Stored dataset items
************
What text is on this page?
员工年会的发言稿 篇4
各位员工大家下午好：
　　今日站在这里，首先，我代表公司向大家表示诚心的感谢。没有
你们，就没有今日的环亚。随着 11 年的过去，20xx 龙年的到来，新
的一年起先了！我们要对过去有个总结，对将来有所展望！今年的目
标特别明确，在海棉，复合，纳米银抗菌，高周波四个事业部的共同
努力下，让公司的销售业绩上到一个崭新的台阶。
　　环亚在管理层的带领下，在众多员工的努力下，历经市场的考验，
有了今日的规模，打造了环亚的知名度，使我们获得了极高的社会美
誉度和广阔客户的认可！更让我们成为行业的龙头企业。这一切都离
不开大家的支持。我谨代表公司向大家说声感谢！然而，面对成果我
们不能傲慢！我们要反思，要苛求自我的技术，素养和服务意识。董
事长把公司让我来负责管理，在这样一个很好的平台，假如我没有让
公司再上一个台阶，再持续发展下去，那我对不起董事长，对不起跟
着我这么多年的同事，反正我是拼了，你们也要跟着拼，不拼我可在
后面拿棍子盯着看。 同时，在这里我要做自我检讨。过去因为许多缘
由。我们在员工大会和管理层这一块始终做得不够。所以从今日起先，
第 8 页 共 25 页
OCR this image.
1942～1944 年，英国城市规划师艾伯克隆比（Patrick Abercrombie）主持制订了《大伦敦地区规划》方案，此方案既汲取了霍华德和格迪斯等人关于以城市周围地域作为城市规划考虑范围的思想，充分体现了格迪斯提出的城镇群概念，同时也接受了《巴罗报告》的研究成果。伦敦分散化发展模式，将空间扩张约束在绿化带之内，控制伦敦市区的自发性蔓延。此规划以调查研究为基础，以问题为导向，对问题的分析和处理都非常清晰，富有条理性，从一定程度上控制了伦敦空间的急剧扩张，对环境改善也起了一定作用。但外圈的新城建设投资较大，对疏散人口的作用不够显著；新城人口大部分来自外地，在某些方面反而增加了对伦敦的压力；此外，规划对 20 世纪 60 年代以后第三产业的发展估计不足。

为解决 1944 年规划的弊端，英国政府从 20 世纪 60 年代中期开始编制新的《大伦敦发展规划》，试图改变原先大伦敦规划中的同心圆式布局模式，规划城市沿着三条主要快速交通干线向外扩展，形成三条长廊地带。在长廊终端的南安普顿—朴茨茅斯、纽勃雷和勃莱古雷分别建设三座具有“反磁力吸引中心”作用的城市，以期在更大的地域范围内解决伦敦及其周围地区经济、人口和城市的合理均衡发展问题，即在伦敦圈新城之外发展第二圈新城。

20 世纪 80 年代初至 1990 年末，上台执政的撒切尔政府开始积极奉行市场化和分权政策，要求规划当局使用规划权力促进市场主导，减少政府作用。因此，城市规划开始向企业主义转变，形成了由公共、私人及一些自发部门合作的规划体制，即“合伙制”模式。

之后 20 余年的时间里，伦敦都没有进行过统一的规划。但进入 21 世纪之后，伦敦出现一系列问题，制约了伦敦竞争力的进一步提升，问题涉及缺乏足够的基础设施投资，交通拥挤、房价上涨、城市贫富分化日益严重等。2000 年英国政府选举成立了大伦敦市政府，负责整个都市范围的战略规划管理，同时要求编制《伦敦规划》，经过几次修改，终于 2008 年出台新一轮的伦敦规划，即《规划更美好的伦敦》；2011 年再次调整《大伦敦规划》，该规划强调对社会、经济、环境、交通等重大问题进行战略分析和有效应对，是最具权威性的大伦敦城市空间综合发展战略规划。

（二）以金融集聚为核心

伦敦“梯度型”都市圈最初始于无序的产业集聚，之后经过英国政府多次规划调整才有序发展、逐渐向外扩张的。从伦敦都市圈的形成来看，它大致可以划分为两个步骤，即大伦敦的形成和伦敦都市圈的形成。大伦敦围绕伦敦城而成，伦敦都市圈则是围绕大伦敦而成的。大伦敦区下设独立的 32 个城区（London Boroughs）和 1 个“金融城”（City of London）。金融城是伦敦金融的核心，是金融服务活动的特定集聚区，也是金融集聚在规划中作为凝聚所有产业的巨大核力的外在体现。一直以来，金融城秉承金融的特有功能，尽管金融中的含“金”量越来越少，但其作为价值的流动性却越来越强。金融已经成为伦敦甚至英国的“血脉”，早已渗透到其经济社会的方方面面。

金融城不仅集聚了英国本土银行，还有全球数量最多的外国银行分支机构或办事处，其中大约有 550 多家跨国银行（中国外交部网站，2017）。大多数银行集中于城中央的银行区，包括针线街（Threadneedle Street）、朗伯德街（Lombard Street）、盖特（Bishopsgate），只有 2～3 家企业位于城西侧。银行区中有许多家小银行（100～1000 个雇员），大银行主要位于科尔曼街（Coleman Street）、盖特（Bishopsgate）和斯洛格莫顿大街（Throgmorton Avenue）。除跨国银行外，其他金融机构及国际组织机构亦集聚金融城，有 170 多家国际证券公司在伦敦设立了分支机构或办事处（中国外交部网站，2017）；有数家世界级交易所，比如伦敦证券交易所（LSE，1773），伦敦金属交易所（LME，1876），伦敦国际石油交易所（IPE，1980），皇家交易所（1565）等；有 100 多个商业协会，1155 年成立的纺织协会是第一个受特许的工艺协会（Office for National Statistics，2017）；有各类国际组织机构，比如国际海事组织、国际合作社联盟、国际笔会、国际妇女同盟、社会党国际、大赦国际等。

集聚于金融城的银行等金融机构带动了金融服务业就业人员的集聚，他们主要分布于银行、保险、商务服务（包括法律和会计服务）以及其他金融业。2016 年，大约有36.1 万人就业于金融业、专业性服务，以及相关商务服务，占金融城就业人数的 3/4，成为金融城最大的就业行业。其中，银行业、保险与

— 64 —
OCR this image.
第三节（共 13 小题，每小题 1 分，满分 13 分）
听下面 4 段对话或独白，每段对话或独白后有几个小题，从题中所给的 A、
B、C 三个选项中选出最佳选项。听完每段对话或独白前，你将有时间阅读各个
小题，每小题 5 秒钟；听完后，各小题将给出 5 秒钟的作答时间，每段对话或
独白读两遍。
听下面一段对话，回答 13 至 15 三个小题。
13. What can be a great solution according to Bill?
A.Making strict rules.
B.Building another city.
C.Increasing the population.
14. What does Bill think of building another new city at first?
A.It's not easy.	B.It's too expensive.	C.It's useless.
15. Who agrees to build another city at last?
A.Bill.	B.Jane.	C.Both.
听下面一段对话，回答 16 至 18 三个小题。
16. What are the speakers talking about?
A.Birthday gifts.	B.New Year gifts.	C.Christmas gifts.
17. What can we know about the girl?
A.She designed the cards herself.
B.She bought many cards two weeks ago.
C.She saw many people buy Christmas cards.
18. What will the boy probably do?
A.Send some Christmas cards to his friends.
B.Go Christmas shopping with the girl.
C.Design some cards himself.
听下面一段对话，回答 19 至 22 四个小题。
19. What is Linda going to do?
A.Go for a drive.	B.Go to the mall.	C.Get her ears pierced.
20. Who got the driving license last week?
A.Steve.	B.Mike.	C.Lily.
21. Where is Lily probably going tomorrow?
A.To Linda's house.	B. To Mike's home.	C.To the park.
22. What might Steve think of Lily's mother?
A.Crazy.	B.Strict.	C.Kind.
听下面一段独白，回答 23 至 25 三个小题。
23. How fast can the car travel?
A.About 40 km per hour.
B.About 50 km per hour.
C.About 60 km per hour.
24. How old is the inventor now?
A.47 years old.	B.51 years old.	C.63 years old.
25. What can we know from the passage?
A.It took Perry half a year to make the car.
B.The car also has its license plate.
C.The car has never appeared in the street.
************
=== WHAT YOU HAVE TO DO ===
Return each line of the data that contains the string "Mike".

=== EXERCISE ANSWER ===
A.Steve.	B.Mike.	C.Lily.
A.To Linda's house.	B. To Mike's home.	C.To the park.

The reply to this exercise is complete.